- _Goal of the exercise_: Pull every line with the word "请写出化学方程式" out of the entries below.

>> Begin Given information

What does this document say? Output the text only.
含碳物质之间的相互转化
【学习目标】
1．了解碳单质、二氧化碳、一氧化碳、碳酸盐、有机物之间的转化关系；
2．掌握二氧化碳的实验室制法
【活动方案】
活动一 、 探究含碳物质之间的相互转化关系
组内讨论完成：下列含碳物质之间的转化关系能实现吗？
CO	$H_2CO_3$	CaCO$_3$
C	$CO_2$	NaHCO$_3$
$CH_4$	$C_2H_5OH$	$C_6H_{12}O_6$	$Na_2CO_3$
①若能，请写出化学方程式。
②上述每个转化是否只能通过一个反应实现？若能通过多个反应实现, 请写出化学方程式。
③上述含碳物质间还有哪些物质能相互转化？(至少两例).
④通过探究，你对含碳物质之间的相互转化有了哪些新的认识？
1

>> End Given information

- _The result_:
①若能，请写出化学方程式。
②上述每个转化是否只能通过一个反应实现？若能通过多个反应实现, 请写出化学方程式。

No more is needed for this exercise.